[Records from a collection of figures]
.....

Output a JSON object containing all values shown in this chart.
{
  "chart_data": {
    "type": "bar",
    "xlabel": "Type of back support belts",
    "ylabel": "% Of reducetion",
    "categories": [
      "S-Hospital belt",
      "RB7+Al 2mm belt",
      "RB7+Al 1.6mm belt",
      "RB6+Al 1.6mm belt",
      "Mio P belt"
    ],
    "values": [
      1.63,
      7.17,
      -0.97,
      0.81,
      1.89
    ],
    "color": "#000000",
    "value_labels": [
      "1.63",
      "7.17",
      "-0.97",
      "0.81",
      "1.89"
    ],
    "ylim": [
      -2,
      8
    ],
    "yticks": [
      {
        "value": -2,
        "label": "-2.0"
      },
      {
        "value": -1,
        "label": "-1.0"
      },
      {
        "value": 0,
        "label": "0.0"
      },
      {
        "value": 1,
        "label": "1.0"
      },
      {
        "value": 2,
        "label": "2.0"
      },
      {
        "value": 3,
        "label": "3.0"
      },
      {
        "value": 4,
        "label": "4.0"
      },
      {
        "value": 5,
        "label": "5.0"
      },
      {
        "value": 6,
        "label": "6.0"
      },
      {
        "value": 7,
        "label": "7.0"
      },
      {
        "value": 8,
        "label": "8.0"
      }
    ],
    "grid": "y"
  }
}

.....

Exactly reproduce every line of the records.

• [Task answer]:
Output a JSON object containing all values shown in this chart.
{
  "chart_data": {
    "type": "bar",
    "xlabel": "Type of back support belts",
    "ylabel": "% Of reducetion",
    "categories": [
      "S-Hospital belt",
      "RB7+Al 2mm belt",
      "RB7+Al 1.6mm belt",
      "RB6+Al 1.6mm belt",
      "Mio P belt"
    ],
    "values": [
      1.63,
      7.17,
      -0.97,
      0.81,
      1.89
    ],
    "color": "#000000",
    "value_labels": [
      "1.63",
      "7.17",
      "-0.97",
      "0.81",
      "1.89"
    ],
    "ylim": [
      -2,
      8
    ],
    "yticks": [
      {
        "value": -2,
        "label": "-2.0"
      },
      {
        "value": -1,
        "label": "-1.0"
      },
      {
        "value": 0,
        "label": "0.0"
      },
      {
        "value": 1,
        "label": "1.0"
      },
      {
        "value": 2,
        "label": "2.0"
      },
      {
        "value": 3,
        "label": "3.0"
      },
      {
        "value": 4,
        "label": "4.0"
      },
      {
        "value": 5,
        "label": "5.0"
      },
      {
        "value": 6,
        "label": "6.0"
      },
      {
        "value": 7,
        "label": "7.0"
      },
      {
        "value": 8,
        "label": "8.0"
      }
    ],
    "grid": "y"
  }
}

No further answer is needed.